» **Vorgegebener Text**:
>>>>>
Rainer H. wollte lieber ihr Geld, als die Liebe seiner Opfer. (Bild: Keystone (Symbolbild))

Im Oktober 2012 lernte Susanne Frehner* den deutschen Rainer H. kennen. Er gibt ihr seine Karte und geht. "Finanzberater ausser Dienst" steht darauf. Drei Monate später treffen sie sich zum Abendessen.

Es ist der Beginn einer Freundschaft. "Ich habe mich nicht in ihn verliebt. Dafür hatte ich damals keinen Kopf. Ich war froh, dass er sich um meine finanziellen Belange kümmern wollte", sagt die selbständige Unternehmerin.

Über 200'000 Franken hat Frehner dem angeblichen Finanzberater überwiesen. "Ich habe alle drei Monate einen Bankauszug erhalten. Darauf sah ich, dass das Geld weniger wurde. Doch dazu konnte er mir jeweils eine Erklärung abliefern." Er habe das Geld zusammen mit anderen Investoren in einen Pool einbezahlt. "Rainer H. erzählte mir von Erträgen und ich war glücklich, dass sich mein Geld vermehrte."
<<<<<
[Räumliche Annotationseinträge]
>>>>>
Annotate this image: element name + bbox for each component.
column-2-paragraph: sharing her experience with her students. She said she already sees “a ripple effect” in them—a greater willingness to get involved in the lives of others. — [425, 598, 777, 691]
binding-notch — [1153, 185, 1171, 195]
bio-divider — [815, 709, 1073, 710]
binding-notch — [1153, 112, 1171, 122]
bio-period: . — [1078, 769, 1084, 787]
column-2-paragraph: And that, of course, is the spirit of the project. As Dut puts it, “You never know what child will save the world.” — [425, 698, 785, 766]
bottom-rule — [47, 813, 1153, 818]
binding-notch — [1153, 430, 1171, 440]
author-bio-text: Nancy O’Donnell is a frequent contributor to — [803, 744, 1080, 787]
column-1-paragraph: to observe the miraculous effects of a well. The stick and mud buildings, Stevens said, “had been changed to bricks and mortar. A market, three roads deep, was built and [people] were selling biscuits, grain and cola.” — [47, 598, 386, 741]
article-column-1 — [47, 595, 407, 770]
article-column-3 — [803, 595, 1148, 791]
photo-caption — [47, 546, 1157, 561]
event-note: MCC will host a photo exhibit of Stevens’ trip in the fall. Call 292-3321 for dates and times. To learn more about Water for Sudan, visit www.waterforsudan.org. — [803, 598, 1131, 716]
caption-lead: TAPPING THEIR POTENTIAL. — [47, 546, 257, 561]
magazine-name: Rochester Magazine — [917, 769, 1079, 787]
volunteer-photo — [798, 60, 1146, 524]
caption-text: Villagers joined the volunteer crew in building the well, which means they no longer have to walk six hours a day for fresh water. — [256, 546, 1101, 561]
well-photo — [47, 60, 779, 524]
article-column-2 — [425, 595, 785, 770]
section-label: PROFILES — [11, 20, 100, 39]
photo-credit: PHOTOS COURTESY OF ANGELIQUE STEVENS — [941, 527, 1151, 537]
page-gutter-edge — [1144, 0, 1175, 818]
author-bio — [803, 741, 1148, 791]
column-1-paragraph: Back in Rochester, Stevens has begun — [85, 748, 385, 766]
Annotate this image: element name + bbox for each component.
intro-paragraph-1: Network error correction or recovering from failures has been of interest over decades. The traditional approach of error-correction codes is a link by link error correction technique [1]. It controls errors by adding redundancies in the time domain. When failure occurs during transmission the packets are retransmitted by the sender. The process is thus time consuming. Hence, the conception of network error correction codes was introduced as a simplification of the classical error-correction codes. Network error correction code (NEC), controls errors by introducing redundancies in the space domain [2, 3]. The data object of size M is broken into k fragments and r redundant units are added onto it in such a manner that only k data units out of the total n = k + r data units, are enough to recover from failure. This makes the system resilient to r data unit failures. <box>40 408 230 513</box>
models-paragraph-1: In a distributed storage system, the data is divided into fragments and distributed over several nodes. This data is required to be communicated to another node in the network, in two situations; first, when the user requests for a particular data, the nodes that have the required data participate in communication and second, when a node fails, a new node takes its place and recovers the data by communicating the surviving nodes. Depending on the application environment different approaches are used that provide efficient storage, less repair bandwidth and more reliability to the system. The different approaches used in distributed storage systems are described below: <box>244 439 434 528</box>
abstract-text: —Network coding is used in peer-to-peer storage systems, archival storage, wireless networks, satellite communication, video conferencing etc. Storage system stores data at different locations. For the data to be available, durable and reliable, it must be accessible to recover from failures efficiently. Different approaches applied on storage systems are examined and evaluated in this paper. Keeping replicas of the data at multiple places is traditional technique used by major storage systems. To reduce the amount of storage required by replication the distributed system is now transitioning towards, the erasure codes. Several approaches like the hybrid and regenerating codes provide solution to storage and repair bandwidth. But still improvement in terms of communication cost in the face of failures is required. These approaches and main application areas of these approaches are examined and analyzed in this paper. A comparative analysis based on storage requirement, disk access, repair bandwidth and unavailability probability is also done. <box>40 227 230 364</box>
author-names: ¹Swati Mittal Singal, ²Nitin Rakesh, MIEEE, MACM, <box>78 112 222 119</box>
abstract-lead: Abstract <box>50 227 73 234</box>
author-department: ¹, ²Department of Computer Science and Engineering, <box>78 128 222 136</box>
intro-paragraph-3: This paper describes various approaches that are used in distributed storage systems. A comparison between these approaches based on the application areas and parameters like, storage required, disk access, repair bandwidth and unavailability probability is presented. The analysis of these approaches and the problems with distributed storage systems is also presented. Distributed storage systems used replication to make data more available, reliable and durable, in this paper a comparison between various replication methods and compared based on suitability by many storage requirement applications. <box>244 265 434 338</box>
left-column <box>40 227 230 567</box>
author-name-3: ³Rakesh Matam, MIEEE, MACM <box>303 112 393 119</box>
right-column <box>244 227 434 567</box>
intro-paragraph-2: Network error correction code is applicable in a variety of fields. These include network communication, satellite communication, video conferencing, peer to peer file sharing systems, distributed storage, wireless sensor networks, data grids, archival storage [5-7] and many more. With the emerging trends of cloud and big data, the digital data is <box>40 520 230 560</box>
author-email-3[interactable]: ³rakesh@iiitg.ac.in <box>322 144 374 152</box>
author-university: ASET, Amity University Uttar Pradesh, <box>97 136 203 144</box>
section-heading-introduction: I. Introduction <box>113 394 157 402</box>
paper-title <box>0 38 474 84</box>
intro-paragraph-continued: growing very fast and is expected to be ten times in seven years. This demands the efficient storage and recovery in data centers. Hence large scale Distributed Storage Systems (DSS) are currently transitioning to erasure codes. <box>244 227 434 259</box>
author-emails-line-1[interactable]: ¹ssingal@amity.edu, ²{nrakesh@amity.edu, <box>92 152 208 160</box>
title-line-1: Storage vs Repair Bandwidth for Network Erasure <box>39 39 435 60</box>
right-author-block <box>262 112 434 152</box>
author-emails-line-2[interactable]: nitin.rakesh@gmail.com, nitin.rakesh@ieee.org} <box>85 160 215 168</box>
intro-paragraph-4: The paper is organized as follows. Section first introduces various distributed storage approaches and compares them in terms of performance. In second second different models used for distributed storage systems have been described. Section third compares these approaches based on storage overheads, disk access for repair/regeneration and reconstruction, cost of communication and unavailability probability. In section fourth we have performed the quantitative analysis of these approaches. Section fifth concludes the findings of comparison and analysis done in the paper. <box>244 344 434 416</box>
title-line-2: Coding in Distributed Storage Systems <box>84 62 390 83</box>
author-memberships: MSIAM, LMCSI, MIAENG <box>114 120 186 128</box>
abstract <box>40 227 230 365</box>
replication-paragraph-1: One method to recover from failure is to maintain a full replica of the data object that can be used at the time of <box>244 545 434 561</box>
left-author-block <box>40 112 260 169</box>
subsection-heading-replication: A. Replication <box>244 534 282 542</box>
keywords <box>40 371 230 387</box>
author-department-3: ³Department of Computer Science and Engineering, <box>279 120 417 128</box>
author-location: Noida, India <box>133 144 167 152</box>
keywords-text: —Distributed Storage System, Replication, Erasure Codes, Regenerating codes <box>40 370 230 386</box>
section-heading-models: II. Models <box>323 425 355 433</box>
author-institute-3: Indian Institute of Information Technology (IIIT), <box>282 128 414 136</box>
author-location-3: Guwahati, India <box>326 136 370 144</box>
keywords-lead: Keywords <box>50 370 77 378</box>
<<<<<
» **Aufgaben**:
1 - Fassen Sie im Text über den angeblichen Finanzberater den Absatz, der mit „Über 200'000 Franken“ beginnt, als Stichpunktliste zusammen und bewahren Sie dabei seine wesentlichen Angaben.
2 - Entnehmen Sie dem Text über den angeblichen Finanzberater wortgetreu die Stelle zwischen „Rainer H. wollte“ und „sich zum Abendessen.“, beide eingeschlossen.
3 - Setzen Sie den Text über den angeblichen Finanzberater im Anschluss an seinen letzten Satz fort.
Das obige Material steht für sich und gehört nicht zum Text.

» **Lösungen**:
1 -
- Frehner überwies dem angeblichen Finanzberater über 200'000 Franken.
- Alle drei Monate erhielt sie einen Bankauszug, auf dem sie sah, dass das Geld weniger wurde.
- Er lieferte ihr dafür jeweils eine Erklärung.
- Er gab an, das Geld zusammen mit anderen Investoren in einen Pool einbezahlt zu haben.
- Rainer H. erzählte ihr von Erträgen, und sie war glücklich, dass sich ihr Geld vermehrte.

2 -
Rainer H. wollte lieber ihr Geld, als die Liebe seiner Opfer. (Bild: Keystone (Symbolbild))

Im Oktober 2012 lernte Susanne Frehner* den deutschen Rainer H. kennen. Er gibt ihr seine Karte und geht. "Finanzberater ausser Dienst" steht darauf. Drei Monate später treffen sie sich zum Abendessen.

3 -
Zwei Heiratsanträge abgelehnt
Im vergangenen Jahr besucht Rainer H. die im Kanton Thurgau lebende Frau im Schnitt alle 14 Tage. Doch selten länger als eine halbe Stunde. Als Grund gab er seine Verlobte in Kreuzlingen an. Der Deutsche klagte bei Susanne Frehner über seine Beziehungsprobleme, machte ihr zweimal einen Heiratsantrag. «Ich wollte das nicht. Ich war ja nicht verliebt», sagt sie.

Frehner vertraut ihm. Stellt den Betrüger ihren Freunden und ihrem Sohn vor. "Rainer H. hatte eine sehr liebenswerte Art. Er konnte gut erzählen und seine Stimme war so angenehm."

Im Januar 2014 will sie ihr Haus renovieren. Sie verlangt von Rainer H. ihr Geld zurück. Er vertröstet sie mit Ausreden. Sie droht ihm rechtliche Schritte an. Kurz bevor sie ihn anzeigt, erhält sie von seiner Verlobten eine SMS, sie habe Rainer H. entlarvt. Aus seinen Unterlagen habe sie erfahren, was er für falsche Spiele treibe.

Zwei weitere Frauen haben Rainer H. ebenfalls Geld anvertraut. Am selben Tag begeben sich die Frauen auf den Polizeiposten in Kreuzlingen. "Es war unglaublich. Der Beamte hatte nur ein müdes Lächeln für uns übrig. Er könne nichts unternehmen, da das ein Wirtschaftsdelikt sei", erzählt Frehner.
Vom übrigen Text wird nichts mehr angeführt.